_WRITTEN EXERCISE_. Below are the records; pull every line that includes "Teranet".

MATERIAL PROVIDED start

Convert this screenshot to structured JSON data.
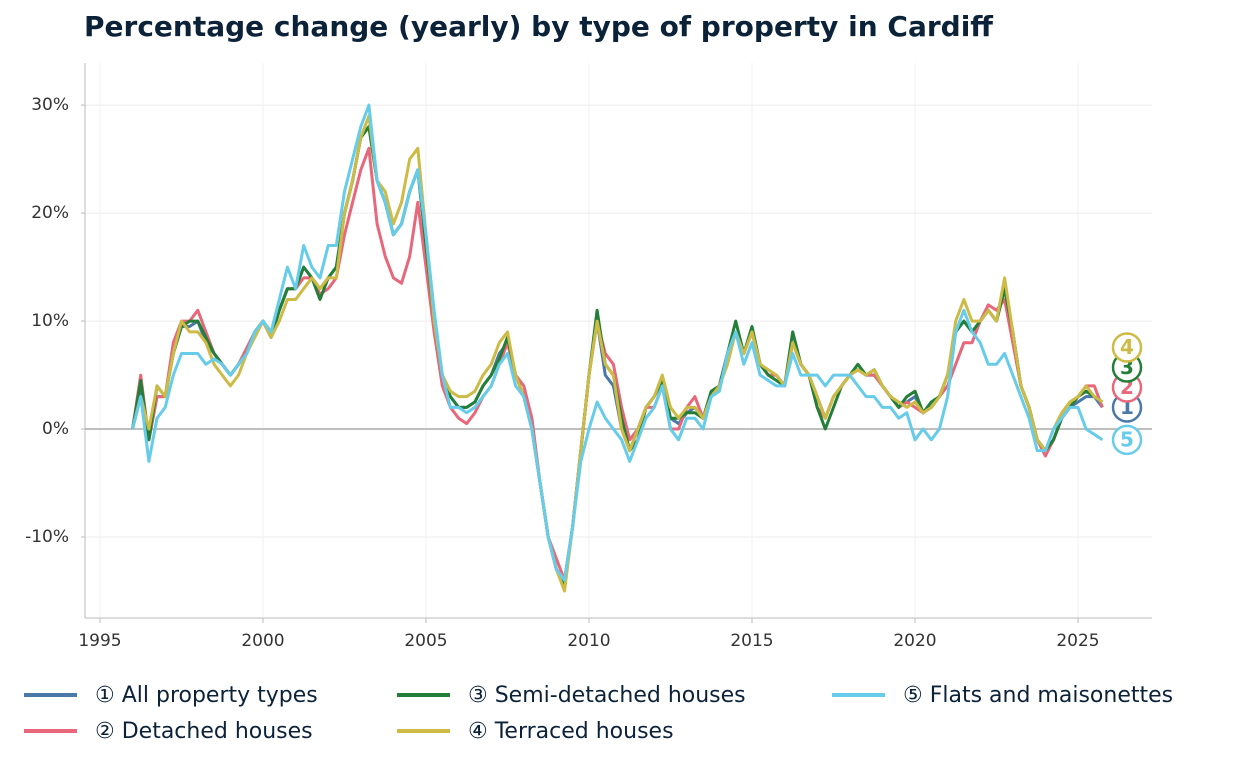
{
  "chart_data": {
    "type": "line",
    "title": "Percentage change (yearly) by type of property in Cardiff",
    "x": [
      1996,
      1996.25,
      1996.5,
      1996.75,
      1997,
      1997.25,
      1997.5,
      1997.75,
      1998,
      1998.25,
      1998.5,
      1998.75,
      1999,
      1999.25,
      1999.5,
      1999.75,
      2000,
      2000.25,
      2000.5,
      2000.75,
      2001,
      2001.25,
      2001.5,
      2001.75,
      2002,
      2002.25,
      2002.5,
      2002.75,
      2003,
      2003.25,
      2003.5,
      2003.75,
      2004,
      2004.25,
      2004.5,
      2004.75,
      2005,
      2005.25,
      2005.5,
      2005.75,
      2006,
      2006.25,
      2006.5,
      2006.75,
      2007,
      2007.25,
      2007.5,
      2007.75,
      2008,
      2008.25,
      2008.5,
      2008.75,
      2009,
      2009.25,
      2009.5,
      2009.75,
      2010,
      2010.25,
      2010.5,
      2010.75,
      2011,
      2011.25,
      2011.5,
      2011.75,
      2012,
      2012.25,
      2012.5,
      2012.75,
      2013,
      2013.25,
      2013.5,
      2013.75,
      2014,
      2014.25,
      2014.5,
      2014.75,
      2015,
      2015.25,
      2015.5,
      2015.75,
      2016,
      2016.25,
      2016.5,
      2016.75,
      2017,
      2017.25,
      2017.5,
      2017.75,
      2018,
      2018.25,
      2018.5,
      2018.75,
      2019,
      2019.25,
      2019.5,
      2019.75,
      2020,
      2020.25,
      2020.5,
      2020.75,
      2021,
      2021.25,
      2021.5,
      2021.75,
      2022,
      2022.25,
      2022.5,
      2022.75,
      2023,
      2023.25,
      2023.5,
      2023.75,
      2024,
      2024.25,
      2024.5,
      2024.75,
      2025,
      2025.25,
      2025.5,
      2025.75
    ],
    "series": [
      {
        "name": "① All property types",
        "end_label": "1",
        "color": "#4a78a8",
        "values": [
          0,
          4,
          -1,
          3,
          3,
          7,
          9.5,
          9.5,
          10,
          8,
          7,
          6,
          5,
          6,
          7,
          9,
          10,
          8.5,
          11,
          13,
          13,
          15,
          14,
          13,
          14,
          15,
          20,
          23,
          27,
          28,
          23,
          21,
          18,
          19,
          22,
          24,
          17,
          10,
          5,
          3,
          2,
          2,
          2.5,
          4,
          5,
          7,
          8,
          5,
          3,
          0,
          -5,
          -10,
          -13,
          -14,
          -9,
          -2,
          5,
          10,
          5,
          4,
          0,
          -2,
          0,
          2,
          3,
          4.5,
          1,
          0.5,
          1.5,
          2,
          1,
          3,
          4,
          7,
          9,
          7,
          9,
          6,
          5,
          5,
          4,
          8,
          6,
          5,
          3,
          1,
          3,
          4,
          5,
          5.5,
          5,
          5,
          4,
          3,
          2,
          2.5,
          3,
          1.5,
          2,
          3,
          5,
          9,
          10,
          9,
          10,
          11,
          10,
          13,
          9,
          4,
          2,
          -1,
          -2,
          -1,
          1,
          2,
          2.5,
          3,
          3,
          2
        ]
      },
      {
        "name": "② Detached houses",
        "end_label": "2",
        "color": "#e8677a",
        "values": [
          0,
          5,
          -1,
          3,
          3,
          8,
          10,
          10,
          11,
          9,
          7,
          6,
          5,
          6,
          7.5,
          9,
          10,
          9,
          11,
          13,
          13,
          14,
          14,
          12.5,
          13,
          14,
          18,
          21,
          24,
          26,
          19,
          16,
          14,
          13.5,
          16,
          21,
          15,
          9,
          4,
          2,
          1,
          0.5,
          1.5,
          3,
          4,
          6,
          8,
          5,
          4,
          1,
          -5,
          -10,
          -12,
          -14,
          -9,
          -2,
          5,
          10,
          7,
          6,
          2,
          -1,
          0,
          2,
          2,
          4,
          0,
          0,
          2,
          3,
          1,
          3,
          4,
          7,
          9,
          7,
          9,
          6,
          5,
          5,
          4,
          8,
          6,
          5,
          2,
          1,
          3,
          4,
          5,
          5.5,
          5,
          5,
          4,
          3,
          2,
          2.5,
          2,
          1.5,
          2,
          3,
          4,
          6,
          8,
          8,
          10,
          11.5,
          11,
          12,
          8,
          4,
          2,
          -1,
          -2.5,
          -1,
          1,
          2,
          3,
          4,
          4,
          2
        ]
      },
      {
        "name": "③ Semi-detached houses",
        "end_label": "3",
        "color": "#237f38",
        "values": [
          0,
          4.5,
          -1,
          4,
          3,
          7,
          9.5,
          10,
          10,
          8.5,
          7,
          6,
          5,
          6,
          7,
          9,
          10,
          8.5,
          11,
          13,
          13,
          15,
          14,
          12,
          14,
          15,
          20,
          23,
          27,
          28,
          23,
          21,
          18,
          19,
          22,
          24,
          17,
          10,
          5,
          3,
          2,
          2,
          2.5,
          4,
          5,
          6.5,
          8.5,
          5,
          3,
          0,
          -5,
          -10,
          -13,
          -14.5,
          -9,
          -2,
          5,
          11,
          6,
          5,
          1,
          -2,
          -1,
          2,
          3,
          4.5,
          1,
          1,
          1.5,
          1.5,
          1,
          3.5,
          4,
          7,
          10,
          7,
          9.5,
          6,
          5,
          4.5,
          4,
          9,
          6,
          5,
          2,
          0,
          2,
          4,
          5,
          6,
          5,
          5.5,
          4,
          3,
          2,
          3,
          3.5,
          1.5,
          2.5,
          3,
          5,
          9,
          10,
          9,
          10,
          11,
          10,
          13,
          9,
          4,
          2,
          -1,
          -2,
          -1,
          1,
          2,
          3,
          3.5,
          3,
          2.5
        ]
      },
      {
        "name": "④ Terraced houses",
        "end_label": "4",
        "color": "#cdbb46",
        "values": [
          0,
          3,
          0,
          4,
          3,
          7,
          10,
          9,
          9,
          8,
          6,
          5,
          4,
          5,
          7,
          8.5,
          10,
          8.5,
          10,
          12,
          12,
          13,
          14,
          13,
          14,
          14,
          20,
          23,
          27,
          29,
          23,
          22,
          19,
          21,
          25,
          26,
          18,
          10,
          5,
          3.5,
          3,
          3,
          3.5,
          5,
          6,
          8,
          9,
          5,
          3,
          0,
          -5,
          -10,
          -13,
          -15,
          -9,
          -2,
          5,
          10,
          6,
          5,
          0,
          -2,
          0,
          2,
          3,
          5,
          2,
          1,
          2,
          2,
          1,
          3,
          4,
          6,
          9,
          7,
          9,
          6,
          5.5,
          5,
          4,
          8,
          6,
          5,
          3,
          1,
          3,
          4,
          5,
          5.5,
          5,
          5.5,
          4,
          3,
          2.5,
          2,
          2.5,
          1.5,
          2,
          3,
          5,
          10,
          12,
          10,
          10,
          11,
          10,
          14,
          9,
          4,
          2,
          -1,
          -2,
          0,
          1.5,
          2.5,
          3,
          4,
          3,
          2.5
        ]
      },
      {
        "name": "⑤ Flats and maisonettes",
        "end_label": "5",
        "color": "#66ccea",
        "values": [
          0,
          3,
          -3,
          1,
          2,
          5,
          7,
          7,
          7,
          6,
          6.5,
          6,
          5,
          6,
          7,
          9,
          10,
          9,
          12,
          15,
          13,
          17,
          15,
          14,
          17,
          17,
          22,
          25,
          28,
          30,
          23,
          21,
          18,
          19,
          22,
          24,
          18,
          11,
          5,
          2,
          2,
          1.5,
          2,
          3,
          4,
          6,
          7,
          4,
          3,
          0,
          -5,
          -10,
          -13,
          -14,
          -9,
          -3,
          0,
          2.5,
          1,
          0,
          -1,
          -3,
          -1,
          1,
          2,
          4,
          0,
          -1,
          1,
          1,
          0,
          3,
          3.5,
          7,
          9,
          6,
          8,
          5,
          4.5,
          4,
          4,
          7,
          5,
          5,
          5,
          4,
          5,
          5,
          5,
          4,
          3,
          3,
          2,
          2,
          1,
          1.5,
          -1,
          0,
          -1,
          0,
          3,
          9,
          11,
          9,
          8,
          6,
          6,
          7,
          5,
          3,
          1,
          -2,
          -2,
          0,
          1,
          2,
          2,
          0,
          -0.5,
          -1
        ]
      }
    ],
    "xlim": [
      1994.54,
      2027.27
    ],
    "ylim": [
      -17.5,
      33.9
    ],
    "xticks": [
      1995,
      2000,
      2005,
      2010,
      2015,
      2020,
      2025
    ],
    "yticks": [
      {
        "value": -10,
        "label": "-10%"
      },
      {
        "value": 0,
        "label": "0%"
      },
      {
        "value": 10,
        "label": "10%"
      },
      {
        "value": 20,
        "label": "20%"
      },
      {
        "value": 30,
        "label": "30%"
      }
    ],
    "grid": true
  }
}
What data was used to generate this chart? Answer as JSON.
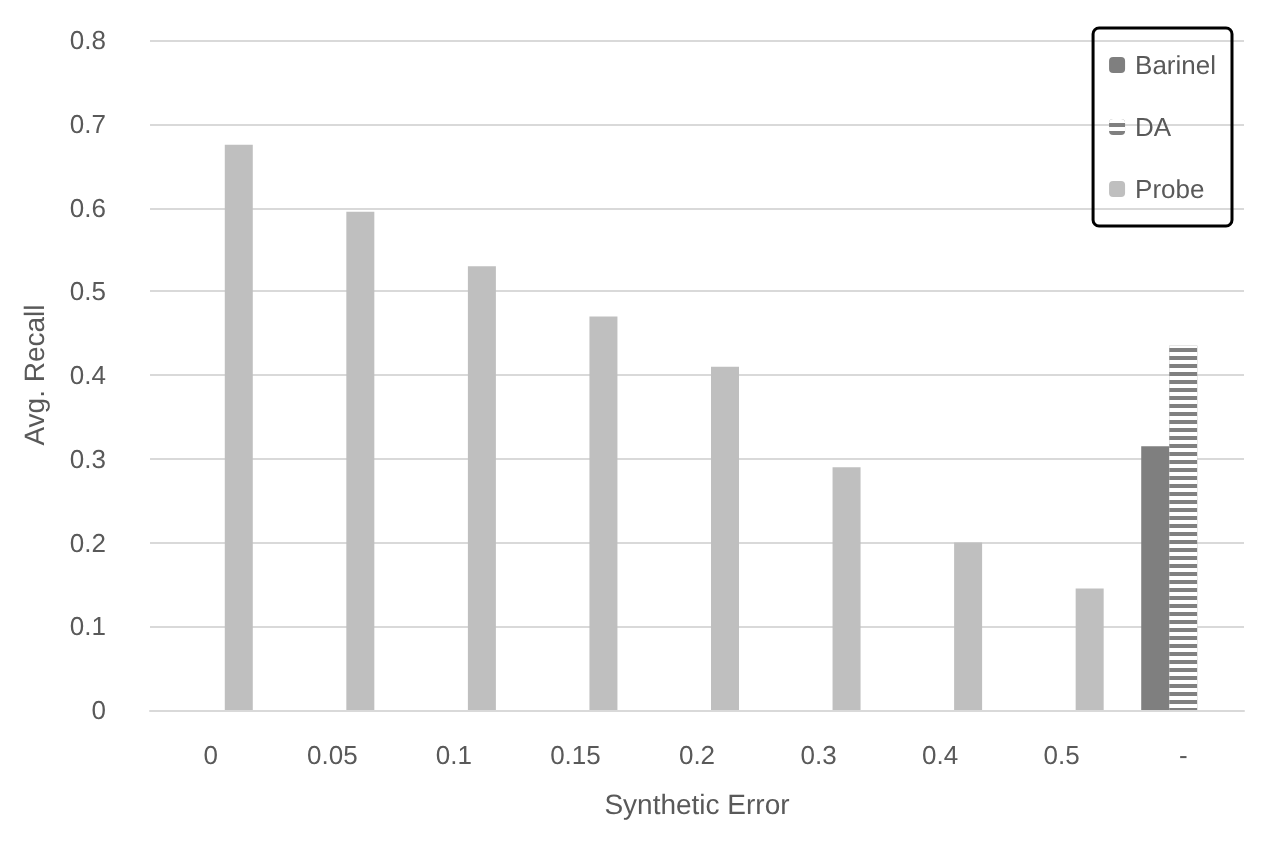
{
  "chart_data": {
    "type": "bar",
    "xlabel": "Synthetic Error",
    "ylabel": "Avg. Recall",
    "categories": [
      "0",
      "0.05",
      "0.1",
      "0.15",
      "0.2",
      "0.3",
      "0.4",
      "0.5",
      "-"
    ],
    "series": [
      {
        "name": "Barinel",
        "color": "#7f7f7f",
        "values": [
          null,
          null,
          null,
          null,
          null,
          null,
          null,
          null,
          0.315
        ]
      },
      {
        "name": "DA",
        "color": "#808080",
        "values": [
          null,
          null,
          null,
          null,
          null,
          null,
          null,
          null,
          0.435
        ]
      },
      {
        "name": "Probe",
        "color": "#bfbfbf",
        "values": [
          0.675,
          0.595,
          0.53,
          0.47,
          0.41,
          0.29,
          0.2,
          0.145,
          null
        ]
      }
    ],
    "ylim": [
      0,
      0.8
    ],
    "yticks": [
      0,
      0.1,
      0.2,
      0.3,
      0.4,
      0.5,
      0.6,
      0.7,
      0.8
    ],
    "grid": "y",
    "legend": "top right"
  }
}
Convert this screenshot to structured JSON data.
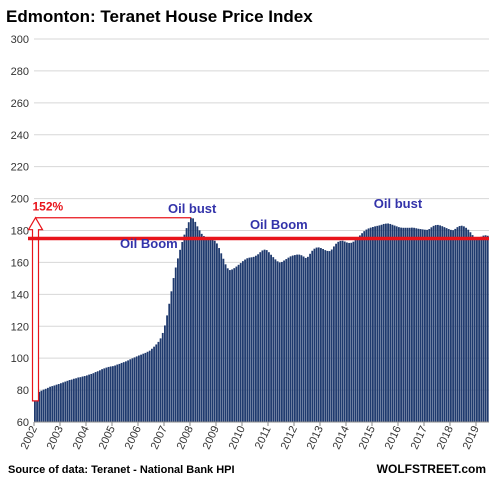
{
  "chart_data": {
    "type": "bar",
    "title": "Edmonton: Teranet House Price Index",
    "xlabel": "",
    "ylabel": "",
    "ylim": [
      60,
      300
    ],
    "yticks": [
      60,
      80,
      100,
      120,
      140,
      160,
      180,
      200,
      220,
      240,
      260,
      280,
      300
    ],
    "grid": true,
    "x_tick_labels": [
      "2002",
      "2003",
      "2004",
      "2005",
      "2006",
      "2007",
      "2008",
      "2009",
      "2010",
      "2011",
      "2012",
      "2013",
      "2014",
      "2015",
      "2016",
      "2017",
      "2018",
      "2019"
    ],
    "start_month": "2002-01",
    "values": [
      73.2,
      75.3,
      78.9,
      79.6,
      80.3,
      80.8,
      81.4,
      82.1,
      82.5,
      82.9,
      83.4,
      83.8,
      84.3,
      84.8,
      85.3,
      85.8,
      86.3,
      86.6,
      87.1,
      87.4,
      87.9,
      88.1,
      88.5,
      88.8,
      89.2,
      89.7,
      90.1,
      90.6,
      91.3,
      91.8,
      92.4,
      93.1,
      93.6,
      94.1,
      94.5,
      94.8,
      95.0,
      95.4,
      96.0,
      96.4,
      97.0,
      97.5,
      98.0,
      98.6,
      99.3,
      99.9,
      100.5,
      101.1,
      101.7,
      102.2,
      102.8,
      103.3,
      104.0,
      104.7,
      105.9,
      107.2,
      108.6,
      110.2,
      112.4,
      115.8,
      120.5,
      126.8,
      134.1,
      141.9,
      150.2,
      156.8,
      162.5,
      167.9,
      172.8,
      177.4,
      181.5,
      185.2,
      188.0,
      187.6,
      185.4,
      182.6,
      180.1,
      177.9,
      176.5,
      175.6,
      175.1,
      174.8,
      174.3,
      173.6,
      171.9,
      169.0,
      165.7,
      162.3,
      158.8,
      156.3,
      155.2,
      155.6,
      156.4,
      157.4,
      158.5,
      159.6,
      160.8,
      161.8,
      162.6,
      163.0,
      163.2,
      163.5,
      164.2,
      165.1,
      166.4,
      167.5,
      168.0,
      167.7,
      166.4,
      164.8,
      163.3,
      161.9,
      160.7,
      160.0,
      160.3,
      161.2,
      162.1,
      163.0,
      163.8,
      164.3,
      164.6,
      164.9,
      164.9,
      164.5,
      163.7,
      162.8,
      163.5,
      165.4,
      167.3,
      168.6,
      169.3,
      169.4,
      169.0,
      168.4,
      167.7,
      167.2,
      167.1,
      168.1,
      170.0,
      171.7,
      172.9,
      173.5,
      173.6,
      173.1,
      172.5,
      172.2,
      172.3,
      173.0,
      174.0,
      175.4,
      176.9,
      178.3,
      179.6,
      180.6,
      181.3,
      181.8,
      182.2,
      182.6,
      182.9,
      183.2,
      183.6,
      184.1,
      184.3,
      184.4,
      184.1,
      183.6,
      183.1,
      182.6,
      182.1,
      181.8,
      181.7,
      181.7,
      181.7,
      181.7,
      181.8,
      181.7,
      181.4,
      181.1,
      180.9,
      180.7,
      180.5,
      180.4,
      180.9,
      182.0,
      182.9,
      183.4,
      183.5,
      183.2,
      182.7,
      182.1,
      181.5,
      180.9,
      180.4,
      180.2,
      181.0,
      182.1,
      182.8,
      183.0,
      182.6,
      181.7,
      180.5,
      178.9,
      177.1,
      175.9,
      175.3,
      175.4,
      176.1,
      176.8,
      177.0,
      176.7
    ],
    "reference_line": {
      "value": 175,
      "color": "#e8141b"
    },
    "change_label": "152%",
    "annotations": [
      {
        "text": "Oil Boom",
        "x_month": "2006-06",
        "y": 169
      },
      {
        "text": "Oil bust",
        "x_month": "2008-02",
        "y": 191
      },
      {
        "text": "Oil Boom",
        "x_month": "2011-06",
        "y": 181
      },
      {
        "text": "Oil bust",
        "x_month": "2016-01",
        "y": 194
      }
    ],
    "bar_color": "#1f3a6e",
    "highlight_color": "#e8141b"
  },
  "footer": {
    "source": "Source of data: Teranet - National Bank HPI",
    "brand": "WOLFSTREET.com"
  }
}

MATERIAL PROVIDED end

_IN RESPONSE_.
    "title": "Edmonton: Teranet House Price Index",
    "source": "Source of data: Teranet - National Bank HPI",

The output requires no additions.